-- Exercise objective --
In the material below, find every line with "Retiring" and pull it out.

-- Listing --
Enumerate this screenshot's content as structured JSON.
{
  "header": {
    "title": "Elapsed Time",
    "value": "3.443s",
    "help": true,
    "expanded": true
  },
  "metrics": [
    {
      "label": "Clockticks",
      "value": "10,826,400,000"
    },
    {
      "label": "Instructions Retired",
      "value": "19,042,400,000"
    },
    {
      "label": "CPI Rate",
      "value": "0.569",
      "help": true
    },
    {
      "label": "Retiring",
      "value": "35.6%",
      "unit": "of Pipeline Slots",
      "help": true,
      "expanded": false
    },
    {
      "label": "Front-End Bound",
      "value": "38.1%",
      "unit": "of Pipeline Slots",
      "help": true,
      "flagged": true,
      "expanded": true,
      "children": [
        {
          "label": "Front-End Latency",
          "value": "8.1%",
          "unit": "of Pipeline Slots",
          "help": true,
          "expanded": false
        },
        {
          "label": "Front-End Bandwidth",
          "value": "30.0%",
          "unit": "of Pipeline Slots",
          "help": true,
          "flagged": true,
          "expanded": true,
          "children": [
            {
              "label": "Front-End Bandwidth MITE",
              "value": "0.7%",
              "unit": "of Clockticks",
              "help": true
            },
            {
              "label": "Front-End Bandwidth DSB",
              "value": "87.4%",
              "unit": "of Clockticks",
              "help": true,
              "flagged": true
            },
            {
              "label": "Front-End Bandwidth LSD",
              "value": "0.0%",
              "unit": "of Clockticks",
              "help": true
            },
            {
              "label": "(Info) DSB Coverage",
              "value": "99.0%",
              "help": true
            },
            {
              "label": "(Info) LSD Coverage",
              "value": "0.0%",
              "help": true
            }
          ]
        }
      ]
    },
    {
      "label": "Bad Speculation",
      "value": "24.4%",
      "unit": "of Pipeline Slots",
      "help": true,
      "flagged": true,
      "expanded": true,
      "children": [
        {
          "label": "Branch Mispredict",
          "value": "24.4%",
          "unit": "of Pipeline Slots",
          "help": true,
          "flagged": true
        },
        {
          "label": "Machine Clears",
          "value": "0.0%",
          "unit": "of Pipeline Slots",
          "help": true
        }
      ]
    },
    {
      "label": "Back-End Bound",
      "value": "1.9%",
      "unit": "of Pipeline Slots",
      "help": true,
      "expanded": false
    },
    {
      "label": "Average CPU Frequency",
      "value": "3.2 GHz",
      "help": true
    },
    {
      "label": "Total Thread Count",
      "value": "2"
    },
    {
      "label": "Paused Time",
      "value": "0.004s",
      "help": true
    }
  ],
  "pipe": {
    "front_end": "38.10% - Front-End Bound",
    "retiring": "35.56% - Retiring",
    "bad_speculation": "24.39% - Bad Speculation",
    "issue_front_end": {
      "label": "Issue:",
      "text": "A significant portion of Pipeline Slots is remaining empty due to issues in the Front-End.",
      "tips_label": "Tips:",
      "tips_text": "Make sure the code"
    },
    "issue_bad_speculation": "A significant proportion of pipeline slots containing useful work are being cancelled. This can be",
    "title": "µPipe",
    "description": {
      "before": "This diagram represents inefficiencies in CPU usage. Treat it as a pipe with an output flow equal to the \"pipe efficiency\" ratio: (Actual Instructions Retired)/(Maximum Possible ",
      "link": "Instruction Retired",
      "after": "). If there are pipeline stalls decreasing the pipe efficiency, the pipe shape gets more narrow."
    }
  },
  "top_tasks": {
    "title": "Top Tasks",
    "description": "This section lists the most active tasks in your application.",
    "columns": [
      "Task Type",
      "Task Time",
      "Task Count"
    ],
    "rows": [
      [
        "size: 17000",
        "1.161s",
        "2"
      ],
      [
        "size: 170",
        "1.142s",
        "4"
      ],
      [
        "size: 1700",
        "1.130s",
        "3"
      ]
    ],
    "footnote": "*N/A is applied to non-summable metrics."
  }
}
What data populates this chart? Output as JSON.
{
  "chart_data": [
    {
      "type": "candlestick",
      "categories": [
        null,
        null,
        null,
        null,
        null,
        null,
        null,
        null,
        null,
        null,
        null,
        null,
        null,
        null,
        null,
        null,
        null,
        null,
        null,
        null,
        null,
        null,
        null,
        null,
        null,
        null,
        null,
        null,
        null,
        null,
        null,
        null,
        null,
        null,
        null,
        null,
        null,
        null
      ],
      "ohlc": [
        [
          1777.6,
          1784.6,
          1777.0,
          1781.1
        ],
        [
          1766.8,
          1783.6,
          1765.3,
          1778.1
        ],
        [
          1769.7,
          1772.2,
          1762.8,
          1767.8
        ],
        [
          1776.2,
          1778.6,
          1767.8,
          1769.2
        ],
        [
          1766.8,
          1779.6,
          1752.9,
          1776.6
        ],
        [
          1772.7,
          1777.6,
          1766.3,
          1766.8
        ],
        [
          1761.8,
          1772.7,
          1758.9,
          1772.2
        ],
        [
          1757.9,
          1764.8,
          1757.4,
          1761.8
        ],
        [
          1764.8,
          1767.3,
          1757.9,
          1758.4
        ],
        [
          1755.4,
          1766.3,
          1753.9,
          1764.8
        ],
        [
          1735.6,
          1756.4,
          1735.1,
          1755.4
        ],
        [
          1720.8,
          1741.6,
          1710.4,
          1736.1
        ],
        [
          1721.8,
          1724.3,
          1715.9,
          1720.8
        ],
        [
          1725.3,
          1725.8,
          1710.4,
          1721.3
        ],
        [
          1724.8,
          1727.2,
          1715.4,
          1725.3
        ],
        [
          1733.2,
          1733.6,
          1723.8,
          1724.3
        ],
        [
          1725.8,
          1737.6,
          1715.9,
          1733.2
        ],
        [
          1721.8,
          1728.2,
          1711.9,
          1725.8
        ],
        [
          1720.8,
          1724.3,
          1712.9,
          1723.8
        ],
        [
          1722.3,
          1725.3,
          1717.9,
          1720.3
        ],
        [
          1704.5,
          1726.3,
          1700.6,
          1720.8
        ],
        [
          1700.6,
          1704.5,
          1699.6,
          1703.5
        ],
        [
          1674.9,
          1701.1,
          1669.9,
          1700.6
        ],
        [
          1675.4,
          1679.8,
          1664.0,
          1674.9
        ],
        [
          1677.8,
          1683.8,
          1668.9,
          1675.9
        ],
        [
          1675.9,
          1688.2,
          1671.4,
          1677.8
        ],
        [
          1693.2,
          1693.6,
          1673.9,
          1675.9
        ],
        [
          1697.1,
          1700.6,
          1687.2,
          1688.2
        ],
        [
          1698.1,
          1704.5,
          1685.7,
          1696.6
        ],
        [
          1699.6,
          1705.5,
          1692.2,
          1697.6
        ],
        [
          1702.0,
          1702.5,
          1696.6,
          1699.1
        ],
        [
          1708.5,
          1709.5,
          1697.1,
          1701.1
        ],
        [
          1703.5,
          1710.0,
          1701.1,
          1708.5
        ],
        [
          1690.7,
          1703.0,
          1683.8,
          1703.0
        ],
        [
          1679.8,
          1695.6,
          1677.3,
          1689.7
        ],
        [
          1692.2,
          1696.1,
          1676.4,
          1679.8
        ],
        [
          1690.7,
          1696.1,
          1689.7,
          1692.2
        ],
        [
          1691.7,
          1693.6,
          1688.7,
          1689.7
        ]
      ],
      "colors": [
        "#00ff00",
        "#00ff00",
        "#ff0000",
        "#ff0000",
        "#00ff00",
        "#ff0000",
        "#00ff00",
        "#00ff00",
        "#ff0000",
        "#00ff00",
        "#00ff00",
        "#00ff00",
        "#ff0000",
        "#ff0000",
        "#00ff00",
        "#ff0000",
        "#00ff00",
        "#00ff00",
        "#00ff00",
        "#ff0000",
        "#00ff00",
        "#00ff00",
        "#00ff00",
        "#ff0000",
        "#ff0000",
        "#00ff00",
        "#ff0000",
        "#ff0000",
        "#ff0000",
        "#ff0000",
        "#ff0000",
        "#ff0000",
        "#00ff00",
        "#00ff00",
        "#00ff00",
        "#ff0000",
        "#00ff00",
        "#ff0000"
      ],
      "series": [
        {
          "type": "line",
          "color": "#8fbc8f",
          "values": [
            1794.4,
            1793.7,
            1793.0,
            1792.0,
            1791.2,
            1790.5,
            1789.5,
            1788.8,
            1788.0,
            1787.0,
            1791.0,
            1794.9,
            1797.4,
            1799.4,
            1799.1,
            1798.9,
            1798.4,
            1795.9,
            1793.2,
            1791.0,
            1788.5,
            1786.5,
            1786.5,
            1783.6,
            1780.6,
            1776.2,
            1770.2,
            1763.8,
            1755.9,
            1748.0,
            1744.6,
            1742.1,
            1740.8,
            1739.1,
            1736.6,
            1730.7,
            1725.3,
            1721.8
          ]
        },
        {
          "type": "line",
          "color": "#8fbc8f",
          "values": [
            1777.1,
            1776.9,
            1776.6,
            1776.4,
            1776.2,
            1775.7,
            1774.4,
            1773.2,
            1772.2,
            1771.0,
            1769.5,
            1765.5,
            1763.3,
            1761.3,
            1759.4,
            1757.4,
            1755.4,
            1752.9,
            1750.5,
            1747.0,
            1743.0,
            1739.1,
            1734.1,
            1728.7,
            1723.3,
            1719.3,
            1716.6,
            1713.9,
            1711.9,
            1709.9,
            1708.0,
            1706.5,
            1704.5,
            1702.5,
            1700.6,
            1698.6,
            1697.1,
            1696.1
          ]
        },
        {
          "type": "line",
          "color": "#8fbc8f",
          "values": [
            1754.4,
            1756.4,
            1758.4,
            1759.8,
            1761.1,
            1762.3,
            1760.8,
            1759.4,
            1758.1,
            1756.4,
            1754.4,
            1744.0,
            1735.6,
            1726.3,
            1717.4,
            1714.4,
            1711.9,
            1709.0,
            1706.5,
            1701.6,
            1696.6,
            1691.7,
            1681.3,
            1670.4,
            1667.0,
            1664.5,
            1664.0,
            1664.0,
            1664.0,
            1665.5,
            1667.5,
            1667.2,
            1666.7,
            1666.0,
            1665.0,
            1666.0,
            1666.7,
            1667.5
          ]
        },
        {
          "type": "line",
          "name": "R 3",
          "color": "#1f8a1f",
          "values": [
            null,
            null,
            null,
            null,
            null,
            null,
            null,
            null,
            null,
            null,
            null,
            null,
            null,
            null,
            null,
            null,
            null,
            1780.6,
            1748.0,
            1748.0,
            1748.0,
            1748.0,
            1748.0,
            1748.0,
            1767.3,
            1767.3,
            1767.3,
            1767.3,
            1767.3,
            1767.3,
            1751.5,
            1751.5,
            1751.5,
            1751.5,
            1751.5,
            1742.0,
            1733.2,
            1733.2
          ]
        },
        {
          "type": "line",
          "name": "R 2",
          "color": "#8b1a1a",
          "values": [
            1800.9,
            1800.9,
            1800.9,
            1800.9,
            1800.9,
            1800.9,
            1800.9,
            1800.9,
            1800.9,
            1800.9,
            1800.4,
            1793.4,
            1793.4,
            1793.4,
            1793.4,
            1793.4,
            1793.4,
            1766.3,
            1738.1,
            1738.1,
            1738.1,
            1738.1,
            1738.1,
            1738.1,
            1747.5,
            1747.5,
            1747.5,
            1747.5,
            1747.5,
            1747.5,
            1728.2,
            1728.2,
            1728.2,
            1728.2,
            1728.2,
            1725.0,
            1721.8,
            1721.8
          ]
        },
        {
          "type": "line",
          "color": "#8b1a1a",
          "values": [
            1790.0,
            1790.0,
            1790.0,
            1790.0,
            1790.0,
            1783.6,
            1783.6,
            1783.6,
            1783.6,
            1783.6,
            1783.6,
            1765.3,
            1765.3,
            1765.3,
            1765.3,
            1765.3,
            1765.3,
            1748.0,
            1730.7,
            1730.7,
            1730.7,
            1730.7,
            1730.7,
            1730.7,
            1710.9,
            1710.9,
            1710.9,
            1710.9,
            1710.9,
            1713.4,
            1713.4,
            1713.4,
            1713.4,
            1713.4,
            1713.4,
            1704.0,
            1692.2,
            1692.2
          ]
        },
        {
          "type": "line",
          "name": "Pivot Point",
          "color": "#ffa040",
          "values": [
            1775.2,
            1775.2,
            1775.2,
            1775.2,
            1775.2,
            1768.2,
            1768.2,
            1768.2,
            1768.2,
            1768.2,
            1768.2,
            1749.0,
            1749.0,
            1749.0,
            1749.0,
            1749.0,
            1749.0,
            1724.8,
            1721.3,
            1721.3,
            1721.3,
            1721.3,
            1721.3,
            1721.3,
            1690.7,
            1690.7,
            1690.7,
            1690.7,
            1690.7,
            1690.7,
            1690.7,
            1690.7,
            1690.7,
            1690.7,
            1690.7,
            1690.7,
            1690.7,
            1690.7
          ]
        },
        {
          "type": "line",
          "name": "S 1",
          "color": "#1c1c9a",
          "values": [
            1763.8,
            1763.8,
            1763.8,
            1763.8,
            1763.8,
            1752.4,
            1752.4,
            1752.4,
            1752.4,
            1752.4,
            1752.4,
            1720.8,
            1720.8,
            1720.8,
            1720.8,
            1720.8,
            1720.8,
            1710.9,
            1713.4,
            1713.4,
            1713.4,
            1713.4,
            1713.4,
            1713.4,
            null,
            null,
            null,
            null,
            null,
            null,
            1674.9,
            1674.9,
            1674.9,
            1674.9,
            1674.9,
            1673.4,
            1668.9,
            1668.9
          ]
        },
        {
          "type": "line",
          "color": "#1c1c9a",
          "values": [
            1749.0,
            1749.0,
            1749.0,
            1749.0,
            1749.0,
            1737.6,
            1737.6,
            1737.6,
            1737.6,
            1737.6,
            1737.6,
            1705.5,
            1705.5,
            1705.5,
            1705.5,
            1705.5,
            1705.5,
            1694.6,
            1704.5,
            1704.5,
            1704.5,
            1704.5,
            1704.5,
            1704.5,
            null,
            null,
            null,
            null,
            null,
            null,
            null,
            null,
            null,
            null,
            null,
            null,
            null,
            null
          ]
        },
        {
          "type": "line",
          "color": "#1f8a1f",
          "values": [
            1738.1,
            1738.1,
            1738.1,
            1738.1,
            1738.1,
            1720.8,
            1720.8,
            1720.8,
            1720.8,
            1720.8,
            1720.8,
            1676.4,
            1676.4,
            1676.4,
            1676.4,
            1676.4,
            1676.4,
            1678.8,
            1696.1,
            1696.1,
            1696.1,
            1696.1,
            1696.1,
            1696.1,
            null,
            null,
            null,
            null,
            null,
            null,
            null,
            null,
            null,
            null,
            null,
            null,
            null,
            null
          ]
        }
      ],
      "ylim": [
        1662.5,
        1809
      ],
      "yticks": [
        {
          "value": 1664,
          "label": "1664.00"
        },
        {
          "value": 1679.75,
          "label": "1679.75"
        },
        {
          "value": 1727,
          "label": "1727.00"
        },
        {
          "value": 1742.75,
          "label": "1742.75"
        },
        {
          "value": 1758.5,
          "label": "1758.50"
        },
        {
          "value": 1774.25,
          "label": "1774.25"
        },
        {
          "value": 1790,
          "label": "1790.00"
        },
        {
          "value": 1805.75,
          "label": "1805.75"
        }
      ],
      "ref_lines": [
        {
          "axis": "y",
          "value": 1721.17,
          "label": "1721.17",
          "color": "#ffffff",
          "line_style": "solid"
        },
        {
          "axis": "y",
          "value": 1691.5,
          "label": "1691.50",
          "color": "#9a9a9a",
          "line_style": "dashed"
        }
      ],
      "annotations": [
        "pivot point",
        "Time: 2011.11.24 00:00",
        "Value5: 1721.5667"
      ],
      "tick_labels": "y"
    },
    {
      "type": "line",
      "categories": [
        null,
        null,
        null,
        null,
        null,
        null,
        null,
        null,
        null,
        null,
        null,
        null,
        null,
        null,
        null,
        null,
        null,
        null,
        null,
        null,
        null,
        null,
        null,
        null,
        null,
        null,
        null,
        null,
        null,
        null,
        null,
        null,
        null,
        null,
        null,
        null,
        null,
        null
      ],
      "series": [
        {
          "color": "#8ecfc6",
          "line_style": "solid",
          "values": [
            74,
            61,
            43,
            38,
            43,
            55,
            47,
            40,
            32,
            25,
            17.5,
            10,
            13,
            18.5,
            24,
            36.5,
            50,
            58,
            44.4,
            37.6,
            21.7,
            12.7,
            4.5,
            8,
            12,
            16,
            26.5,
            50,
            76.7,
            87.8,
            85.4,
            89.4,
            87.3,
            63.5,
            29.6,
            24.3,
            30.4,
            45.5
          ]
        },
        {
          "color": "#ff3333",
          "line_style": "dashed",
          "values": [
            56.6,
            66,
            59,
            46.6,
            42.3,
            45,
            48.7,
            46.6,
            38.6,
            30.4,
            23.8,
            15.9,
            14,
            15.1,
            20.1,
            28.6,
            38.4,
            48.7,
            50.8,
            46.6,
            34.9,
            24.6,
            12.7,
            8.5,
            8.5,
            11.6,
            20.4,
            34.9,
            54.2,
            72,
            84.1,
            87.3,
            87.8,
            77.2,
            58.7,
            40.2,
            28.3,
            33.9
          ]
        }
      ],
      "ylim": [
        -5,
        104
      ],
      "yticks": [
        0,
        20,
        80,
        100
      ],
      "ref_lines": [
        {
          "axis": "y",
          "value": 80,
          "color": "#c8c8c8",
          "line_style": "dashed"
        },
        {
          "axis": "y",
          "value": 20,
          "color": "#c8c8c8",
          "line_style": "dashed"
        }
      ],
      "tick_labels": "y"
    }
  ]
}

-- Full solution --
      "label": "Retiring",
    "retiring": "35.56% - Retiring",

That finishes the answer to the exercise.